Below are the records; reproduce all of them exactly but without any images.

:::

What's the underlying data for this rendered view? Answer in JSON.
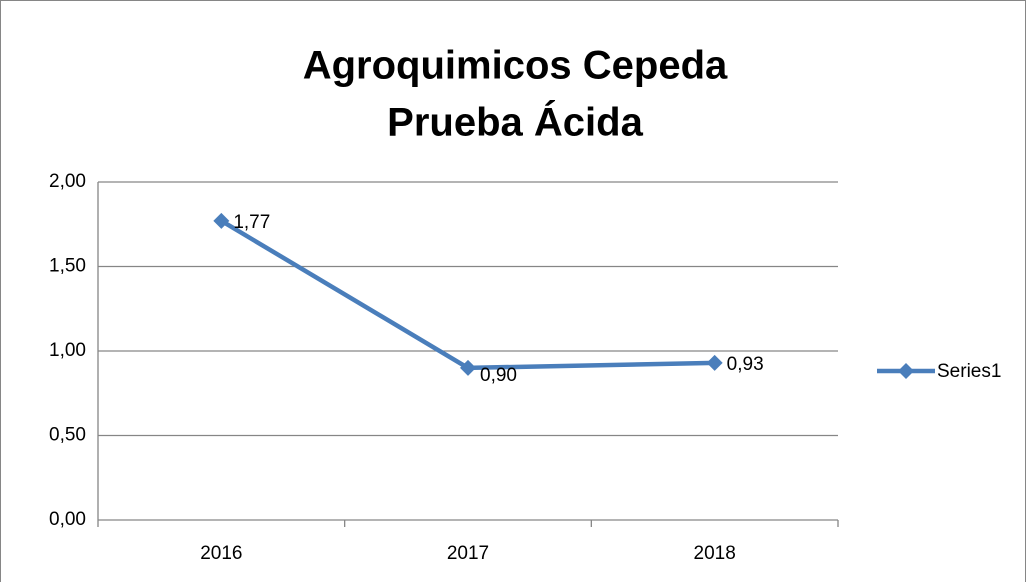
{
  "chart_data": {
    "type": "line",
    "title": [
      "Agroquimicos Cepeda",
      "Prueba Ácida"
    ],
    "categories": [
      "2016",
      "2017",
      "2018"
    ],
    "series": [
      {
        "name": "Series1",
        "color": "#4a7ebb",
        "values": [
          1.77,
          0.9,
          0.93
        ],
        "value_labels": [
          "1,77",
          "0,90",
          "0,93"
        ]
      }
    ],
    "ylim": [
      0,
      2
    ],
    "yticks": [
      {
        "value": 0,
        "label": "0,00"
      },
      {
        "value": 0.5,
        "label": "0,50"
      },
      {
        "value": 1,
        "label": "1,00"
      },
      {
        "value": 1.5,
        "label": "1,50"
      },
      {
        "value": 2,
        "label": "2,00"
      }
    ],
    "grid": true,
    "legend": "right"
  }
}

:::

* **Reply**:
What's the underlying data for this rendered view? Answer in JSON.
{
  "chart_data": {
    "type": "line",
    "title": [
      "Agroquimicos Cepeda",
      "Prueba Ácida"
    ],
    "categories": [
      "2016",
      "2017",
      "2018"
    ],
    "series": [
      {
        "name": "Series1",
        "color": "#4a7ebb",
        "values": [
          1.77,
          0.9,
          0.93
        ],
        "value_labels": [
          "1,77",
          "0,90",
          "0,93"
        ]
      }
    ],
    "ylim": [
      0,
      2
    ],
    "yticks": [
      {
        "value": 0,
        "label": "0,00"
      },
      {
        "value": 0.5,
        "label": "0,50"
      },
      {
        "value": 1,
        "label": "1,00"
      },
      {
        "value": 1.5,
        "label": "1,50"
      },
      {
        "value": 2,
        "label": "2,00"
      }
    ],
    "grid": true,
    "legend": "right"
  }
}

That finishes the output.